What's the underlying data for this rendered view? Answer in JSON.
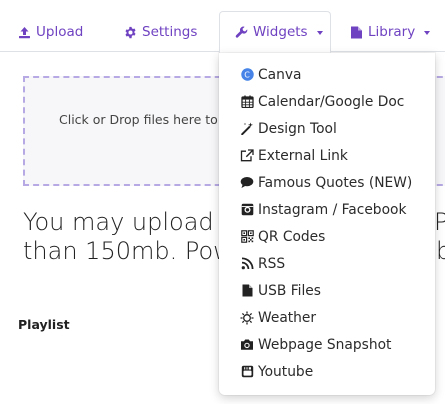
{
  "tabs": {
    "upload": "Upload",
    "settings": "Settings",
    "widgets": "Widgets",
    "library": "Library"
  },
  "dropzone": {
    "text": "Click or Drop files here to"
  },
  "info": {
    "line1": "You may upload p",
    "line1_end": "P",
    "line2": "than 150mb. Pow",
    "line2_end": "b"
  },
  "playlist": {
    "label": "Playlist"
  },
  "widgets_menu": {
    "items": [
      {
        "label": "Canva",
        "icon": "canva-icon"
      },
      {
        "label": "Calendar/Google Doc",
        "icon": "calendar-icon"
      },
      {
        "label": "Design Tool",
        "icon": "magic-wand-icon"
      },
      {
        "label": "External Link",
        "icon": "external-link-icon"
      },
      {
        "label": "Famous Quotes (NEW)",
        "icon": "comment-icon"
      },
      {
        "label": "Instagram / Facebook",
        "icon": "instagram-icon"
      },
      {
        "label": "QR Codes",
        "icon": "qr-code-icon"
      },
      {
        "label": "RSS",
        "icon": "rss-icon"
      },
      {
        "label": "USB Files",
        "icon": "file-icon"
      },
      {
        "label": "Weather",
        "icon": "sun-icon"
      },
      {
        "label": "Webpage Snapshot",
        "icon": "camera-icon"
      },
      {
        "label": "Youtube",
        "icon": "youtube-icon"
      }
    ]
  },
  "colors": {
    "accent": "#6f42c1",
    "canva": "#2bb4e8",
    "dashed_border": "#b7a9e3"
  }
}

• _Objective_: Read the data above. Pull out each line in which the string "icon" appears.

• _Solution to this exercise_:
        "icon": "canva-icon"
        "icon": "calendar-icon"
        "icon": "magic-wand-icon"
        "icon": "external-link-icon"
        "icon": "comment-icon"
        "icon": "instagram-icon"
        "icon": "qr-code-icon"
        "icon": "rss-icon"
        "icon": "file-icon"
        "icon": "sun-icon"
        "icon": "camera-icon"
        "icon": "youtube-icon"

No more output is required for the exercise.